• **EXERCISE BRIEF**
Check every line below for the word "Photometric" and copy each one that has it.
****************
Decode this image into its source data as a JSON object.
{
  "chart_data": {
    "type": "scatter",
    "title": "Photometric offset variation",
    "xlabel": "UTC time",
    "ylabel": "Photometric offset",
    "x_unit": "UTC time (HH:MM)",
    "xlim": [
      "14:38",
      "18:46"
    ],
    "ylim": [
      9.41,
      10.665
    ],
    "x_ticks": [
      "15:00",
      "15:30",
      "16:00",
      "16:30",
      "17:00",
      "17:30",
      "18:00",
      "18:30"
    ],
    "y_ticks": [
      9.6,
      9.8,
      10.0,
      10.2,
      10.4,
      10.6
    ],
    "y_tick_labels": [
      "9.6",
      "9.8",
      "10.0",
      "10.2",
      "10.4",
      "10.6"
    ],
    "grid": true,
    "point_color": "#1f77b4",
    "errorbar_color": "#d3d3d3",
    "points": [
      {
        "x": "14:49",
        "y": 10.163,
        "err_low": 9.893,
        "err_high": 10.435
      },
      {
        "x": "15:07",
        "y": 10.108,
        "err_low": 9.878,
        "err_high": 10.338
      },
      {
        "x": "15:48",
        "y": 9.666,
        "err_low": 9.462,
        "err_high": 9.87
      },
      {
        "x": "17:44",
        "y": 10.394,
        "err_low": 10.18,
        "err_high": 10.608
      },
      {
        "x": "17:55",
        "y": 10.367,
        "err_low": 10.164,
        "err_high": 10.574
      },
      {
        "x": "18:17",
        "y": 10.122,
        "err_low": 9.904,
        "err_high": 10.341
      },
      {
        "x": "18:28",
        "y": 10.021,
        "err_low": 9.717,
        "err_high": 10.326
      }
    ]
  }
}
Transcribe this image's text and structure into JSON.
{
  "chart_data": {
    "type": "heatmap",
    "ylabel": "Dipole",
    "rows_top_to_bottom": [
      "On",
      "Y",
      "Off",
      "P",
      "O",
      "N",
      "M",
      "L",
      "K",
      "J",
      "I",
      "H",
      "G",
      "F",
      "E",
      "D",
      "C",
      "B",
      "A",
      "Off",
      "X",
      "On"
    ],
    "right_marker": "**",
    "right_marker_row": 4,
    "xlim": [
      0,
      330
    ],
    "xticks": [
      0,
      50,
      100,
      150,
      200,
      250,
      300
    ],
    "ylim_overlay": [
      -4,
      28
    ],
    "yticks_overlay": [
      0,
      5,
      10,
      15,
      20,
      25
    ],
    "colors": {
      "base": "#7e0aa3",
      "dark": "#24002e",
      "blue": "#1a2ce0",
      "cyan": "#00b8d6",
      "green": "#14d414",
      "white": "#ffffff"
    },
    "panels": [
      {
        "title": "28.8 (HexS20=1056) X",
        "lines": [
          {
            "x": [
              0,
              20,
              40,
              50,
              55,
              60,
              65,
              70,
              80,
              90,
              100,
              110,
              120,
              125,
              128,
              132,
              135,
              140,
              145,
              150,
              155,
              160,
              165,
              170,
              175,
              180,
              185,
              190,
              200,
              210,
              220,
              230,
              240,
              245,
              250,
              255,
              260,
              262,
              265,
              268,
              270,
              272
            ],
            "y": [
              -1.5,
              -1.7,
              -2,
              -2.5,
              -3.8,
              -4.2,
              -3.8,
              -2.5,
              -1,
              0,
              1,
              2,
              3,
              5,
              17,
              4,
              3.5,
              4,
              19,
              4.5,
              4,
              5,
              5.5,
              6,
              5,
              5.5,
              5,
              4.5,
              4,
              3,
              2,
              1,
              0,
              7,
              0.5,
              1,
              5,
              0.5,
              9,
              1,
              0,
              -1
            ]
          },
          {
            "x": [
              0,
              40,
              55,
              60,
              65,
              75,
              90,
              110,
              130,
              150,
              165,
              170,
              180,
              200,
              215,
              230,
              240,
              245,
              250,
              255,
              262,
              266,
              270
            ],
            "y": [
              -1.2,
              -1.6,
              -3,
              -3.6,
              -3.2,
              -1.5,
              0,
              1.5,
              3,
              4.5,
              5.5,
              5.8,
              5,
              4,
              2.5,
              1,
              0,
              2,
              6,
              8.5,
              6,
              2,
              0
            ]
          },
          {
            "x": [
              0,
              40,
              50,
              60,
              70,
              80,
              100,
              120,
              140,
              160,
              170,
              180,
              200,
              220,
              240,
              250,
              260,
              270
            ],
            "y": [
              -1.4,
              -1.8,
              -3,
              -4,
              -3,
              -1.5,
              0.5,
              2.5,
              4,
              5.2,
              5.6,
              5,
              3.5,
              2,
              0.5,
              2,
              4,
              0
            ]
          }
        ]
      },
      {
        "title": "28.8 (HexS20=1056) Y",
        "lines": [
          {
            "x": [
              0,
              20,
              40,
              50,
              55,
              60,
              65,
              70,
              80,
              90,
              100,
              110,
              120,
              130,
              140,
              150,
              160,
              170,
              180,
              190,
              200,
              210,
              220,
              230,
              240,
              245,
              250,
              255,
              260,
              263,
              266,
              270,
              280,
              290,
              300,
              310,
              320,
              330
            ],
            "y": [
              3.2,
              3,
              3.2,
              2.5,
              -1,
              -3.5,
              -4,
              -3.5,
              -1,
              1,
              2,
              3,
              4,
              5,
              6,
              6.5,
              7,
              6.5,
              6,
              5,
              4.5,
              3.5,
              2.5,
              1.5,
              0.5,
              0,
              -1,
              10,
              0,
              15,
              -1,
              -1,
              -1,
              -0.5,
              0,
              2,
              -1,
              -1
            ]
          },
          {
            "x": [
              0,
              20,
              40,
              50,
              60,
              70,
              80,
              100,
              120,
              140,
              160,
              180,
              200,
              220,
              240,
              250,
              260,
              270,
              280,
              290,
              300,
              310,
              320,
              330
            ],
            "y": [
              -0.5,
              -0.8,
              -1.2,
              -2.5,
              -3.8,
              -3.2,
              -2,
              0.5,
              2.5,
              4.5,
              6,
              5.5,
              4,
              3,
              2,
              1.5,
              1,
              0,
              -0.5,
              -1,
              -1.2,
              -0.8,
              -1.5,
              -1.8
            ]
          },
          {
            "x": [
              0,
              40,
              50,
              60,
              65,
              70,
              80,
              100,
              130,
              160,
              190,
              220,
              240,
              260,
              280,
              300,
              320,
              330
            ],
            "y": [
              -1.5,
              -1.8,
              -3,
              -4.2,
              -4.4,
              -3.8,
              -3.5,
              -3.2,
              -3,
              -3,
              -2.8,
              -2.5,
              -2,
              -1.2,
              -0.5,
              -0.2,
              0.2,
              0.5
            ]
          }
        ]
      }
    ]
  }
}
****************
• **SOLUTION TO THIS TASK**
    "title": "Photometric offset variation",
    "ylabel": "Photometric offset",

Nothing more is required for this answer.